(Stored records)

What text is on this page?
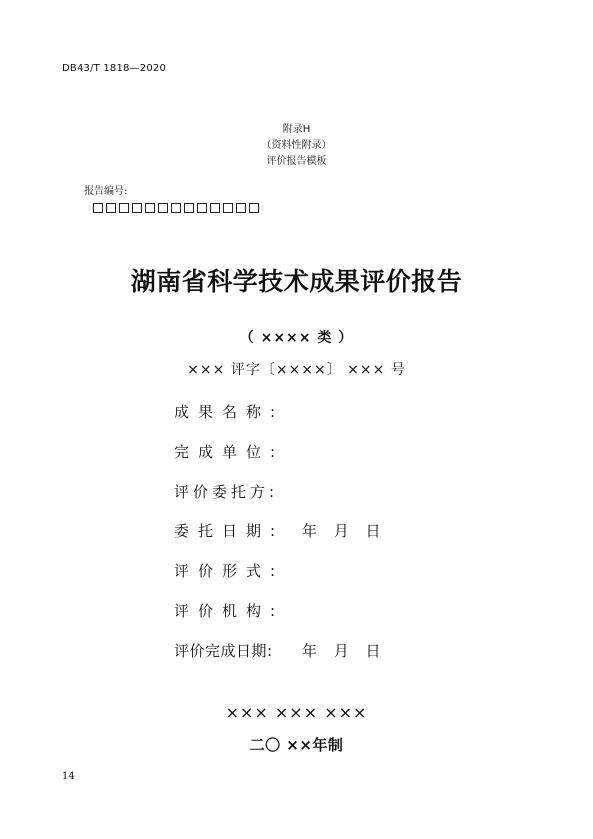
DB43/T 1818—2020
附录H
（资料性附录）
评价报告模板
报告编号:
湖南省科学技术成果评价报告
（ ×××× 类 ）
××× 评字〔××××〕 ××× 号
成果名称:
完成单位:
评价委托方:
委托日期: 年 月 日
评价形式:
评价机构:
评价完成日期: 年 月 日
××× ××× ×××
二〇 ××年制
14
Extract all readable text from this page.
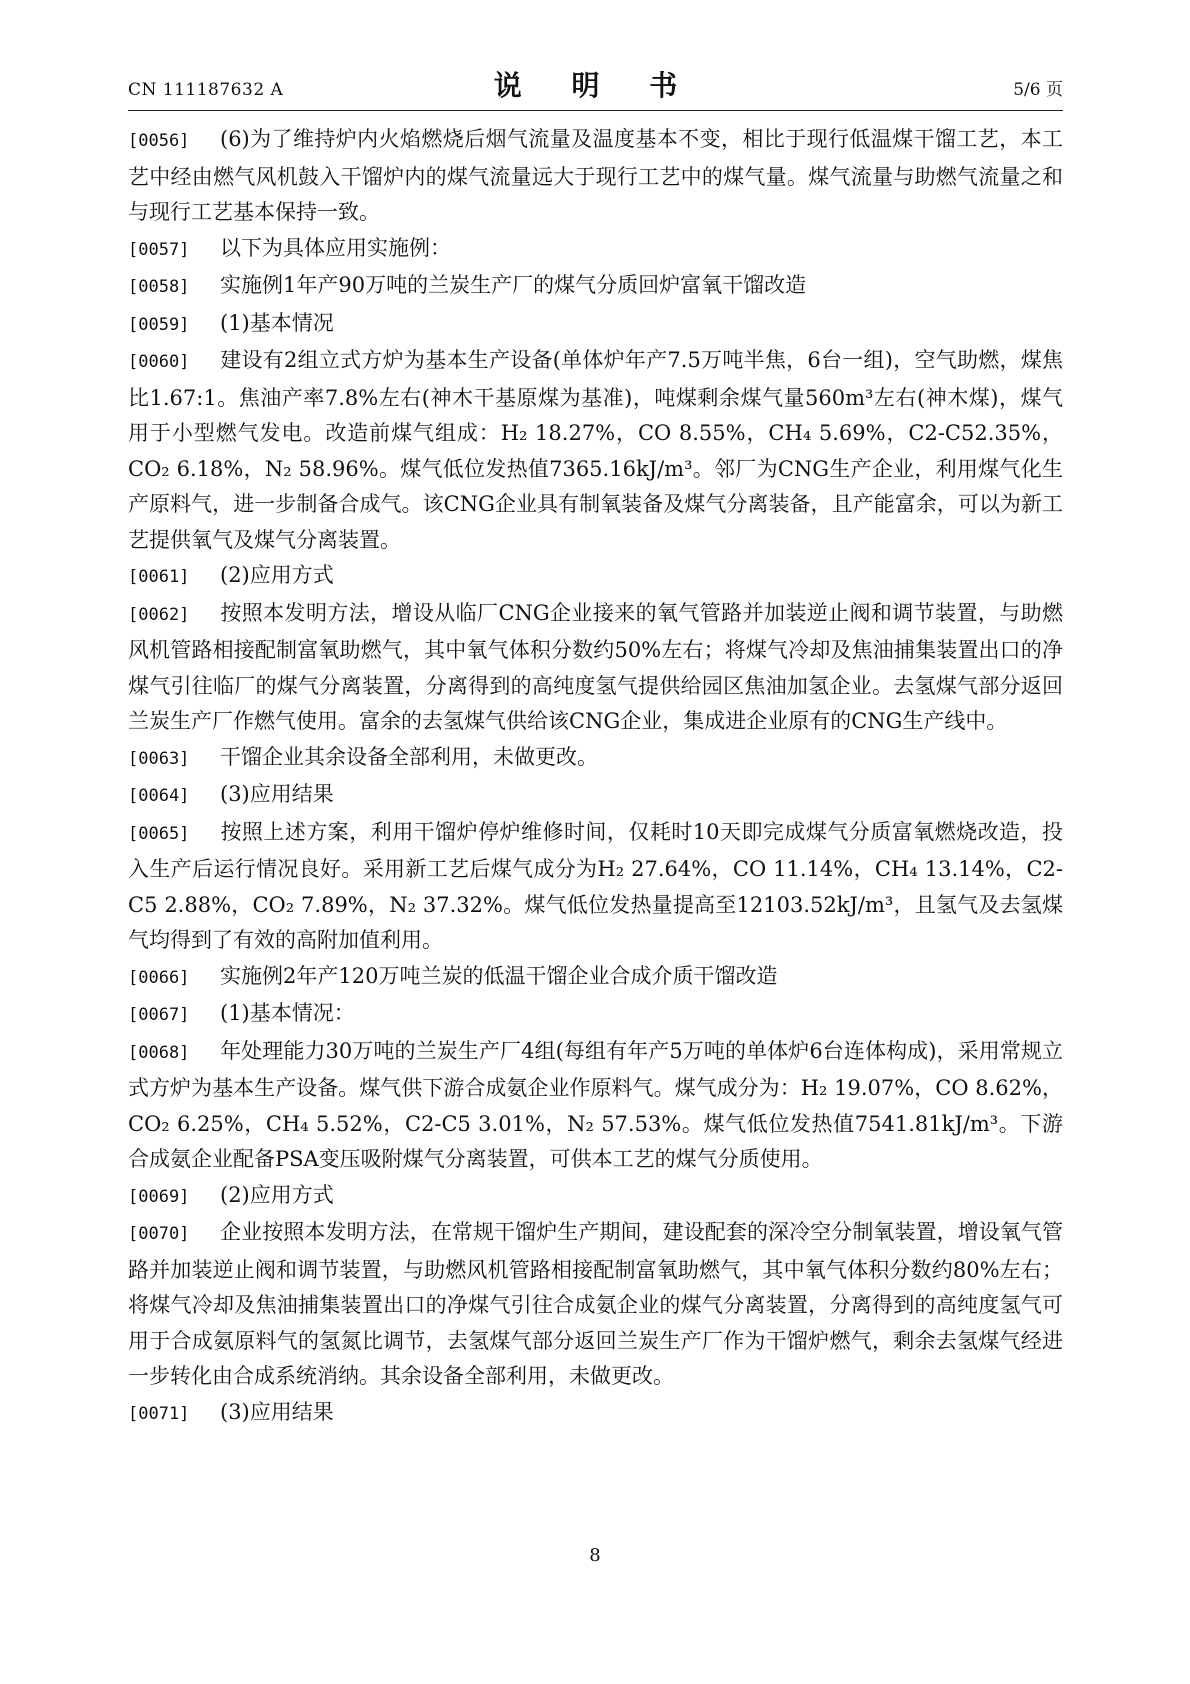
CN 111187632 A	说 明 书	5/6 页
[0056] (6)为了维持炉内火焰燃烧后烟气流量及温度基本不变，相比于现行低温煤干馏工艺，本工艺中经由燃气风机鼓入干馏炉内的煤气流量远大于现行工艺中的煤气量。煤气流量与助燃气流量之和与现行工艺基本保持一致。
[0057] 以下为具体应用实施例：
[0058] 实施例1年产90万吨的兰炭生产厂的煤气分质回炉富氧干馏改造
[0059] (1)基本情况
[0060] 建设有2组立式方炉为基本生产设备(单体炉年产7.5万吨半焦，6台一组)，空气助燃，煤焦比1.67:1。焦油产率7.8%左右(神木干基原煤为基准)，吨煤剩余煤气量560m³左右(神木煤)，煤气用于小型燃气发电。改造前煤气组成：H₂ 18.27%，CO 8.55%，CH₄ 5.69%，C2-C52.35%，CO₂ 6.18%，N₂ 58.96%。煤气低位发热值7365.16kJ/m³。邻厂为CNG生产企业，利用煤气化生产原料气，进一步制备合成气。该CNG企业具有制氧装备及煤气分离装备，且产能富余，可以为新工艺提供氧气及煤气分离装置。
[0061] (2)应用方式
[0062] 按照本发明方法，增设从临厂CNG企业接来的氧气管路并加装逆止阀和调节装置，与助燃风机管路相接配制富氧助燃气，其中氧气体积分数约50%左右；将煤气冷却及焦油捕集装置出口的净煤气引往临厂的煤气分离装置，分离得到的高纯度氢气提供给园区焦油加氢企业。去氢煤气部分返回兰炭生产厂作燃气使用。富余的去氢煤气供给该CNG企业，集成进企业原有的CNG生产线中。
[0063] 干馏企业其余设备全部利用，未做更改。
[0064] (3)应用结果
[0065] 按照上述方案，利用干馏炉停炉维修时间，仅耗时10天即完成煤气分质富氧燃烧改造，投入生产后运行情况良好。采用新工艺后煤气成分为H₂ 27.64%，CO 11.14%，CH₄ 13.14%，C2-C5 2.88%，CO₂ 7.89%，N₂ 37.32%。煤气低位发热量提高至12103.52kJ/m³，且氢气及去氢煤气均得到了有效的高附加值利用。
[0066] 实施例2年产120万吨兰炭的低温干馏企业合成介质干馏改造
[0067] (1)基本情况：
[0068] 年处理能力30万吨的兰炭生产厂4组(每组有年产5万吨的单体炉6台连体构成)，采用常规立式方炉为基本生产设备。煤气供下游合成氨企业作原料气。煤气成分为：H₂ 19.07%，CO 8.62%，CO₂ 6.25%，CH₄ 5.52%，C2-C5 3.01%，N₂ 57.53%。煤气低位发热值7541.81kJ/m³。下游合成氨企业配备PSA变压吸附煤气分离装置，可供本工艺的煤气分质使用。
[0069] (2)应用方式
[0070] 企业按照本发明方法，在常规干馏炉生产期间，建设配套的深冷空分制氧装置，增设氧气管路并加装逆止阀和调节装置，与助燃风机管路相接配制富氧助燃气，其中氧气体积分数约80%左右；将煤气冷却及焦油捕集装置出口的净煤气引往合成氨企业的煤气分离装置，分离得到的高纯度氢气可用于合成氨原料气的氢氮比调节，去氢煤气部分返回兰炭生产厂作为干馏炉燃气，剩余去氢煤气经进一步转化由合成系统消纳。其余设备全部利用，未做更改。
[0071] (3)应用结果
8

▸ DO THIS: Quote the records in their entirety, keeping the wording exact and excluding pictures.

▸ EXPECTED OUTPUT:
What text is on this page?
DB43/T 1818—2020
附录H
（资料性附录）
评价报告模板
报告编号:
湖南省科学技术成果评价报告
（ ×××× 类 ）
××× 评字〔××××〕 ××× 号
成果名称:
完成单位:
评价委托方:
委托日期: 年 月 日
评价形式:
评价机构:
评价完成日期: 年 月 日
××× ××× ×××
二〇 ××年制
14
Extract all readable text from this page.
CN 111187632 A	说 明 书	5/6 页
[0056] (6)为了维持炉内火焰燃烧后烟气流量及温度基本不变，相比于现行低温煤干馏工艺，本工艺中经由燃气风机鼓入干馏炉内的煤气流量远大于现行工艺中的煤气量。煤气流量与助燃气流量之和与现行工艺基本保持一致。
[0057] 以下为具体应用实施例：
[0058] 实施例1年产90万吨的兰炭生产厂的煤气分质回炉富氧干馏改造
[0059] (1)基本情况
[0060] 建设有2组立式方炉为基本生产设备(单体炉年产7.5万吨半焦，6台一组)，空气助燃，煤焦比1.67:1。焦油产率7.8%左右(神木干基原煤为基准)，吨煤剩余煤气量560m³左右(神木煤)，煤气用于小型燃气发电。改造前煤气组成：H₂ 18.27%，CO 8.55%，CH₄ 5.69%，C2-C52.35%，CO₂ 6.18%，N₂ 58.96%。煤气低位发热值7365.16kJ/m³。邻厂为CNG生产企业，利用煤气化生产原料气，进一步制备合成气。该CNG企业具有制氧装备及煤气分离装备，且产能富余，可以为新工艺提供氧气及煤气分离装置。
[0061] (2)应用方式
[0062] 按照本发明方法，增设从临厂CNG企业接来的氧气管路并加装逆止阀和调节装置，与助燃风机管路相接配制富氧助燃气，其中氧气体积分数约50%左右；将煤气冷却及焦油捕集装置出口的净煤气引往临厂的煤气分离装置，分离得到的高纯度氢气提供给园区焦油加氢企业。去氢煤气部分返回兰炭生产厂作燃气使用。富余的去氢煤气供给该CNG企业，集成进企业原有的CNG生产线中。
[0063] 干馏企业其余设备全部利用，未做更改。
[0064] (3)应用结果
[0065] 按照上述方案，利用干馏炉停炉维修时间，仅耗时10天即完成煤气分质富氧燃烧改造，投入生产后运行情况良好。采用新工艺后煤气成分为H₂ 27.64%，CO 11.14%，CH₄ 13.14%，C2-C5 2.88%，CO₂ 7.89%，N₂ 37.32%。煤气低位发热量提高至12103.52kJ/m³，且氢气及去氢煤气均得到了有效的高附加值利用。
[0066] 实施例2年产120万吨兰炭的低温干馏企业合成介质干馏改造
[0067] (1)基本情况：
[0068] 年处理能力30万吨的兰炭生产厂4组(每组有年产5万吨的单体炉6台连体构成)，采用常规立式方炉为基本生产设备。煤气供下游合成氨企业作原料气。煤气成分为：H₂ 19.07%，CO 8.62%，CO₂ 6.25%，CH₄ 5.52%，C2-C5 3.01%，N₂ 57.53%。煤气低位发热值7541.81kJ/m³。下游合成氨企业配备PSA变压吸附煤气分离装置，可供本工艺的煤气分质使用。
[0069] (2)应用方式
[0070] 企业按照本发明方法，在常规干馏炉生产期间，建设配套的深冷空分制氧装置，增设氧气管路并加装逆止阀和调节装置，与助燃风机管路相接配制富氧助燃气，其中氧气体积分数约80%左右；将煤气冷却及焦油捕集装置出口的净煤气引往合成氨企业的煤气分离装置，分离得到的高纯度氢气可用于合成氨原料气的氢氮比调节，去氢煤气部分返回兰炭生产厂作为干馏炉燃气，剩余去氢煤气经进一步转化由合成系统消纳。其余设备全部利用，未做更改。
[0071] (3)应用结果
8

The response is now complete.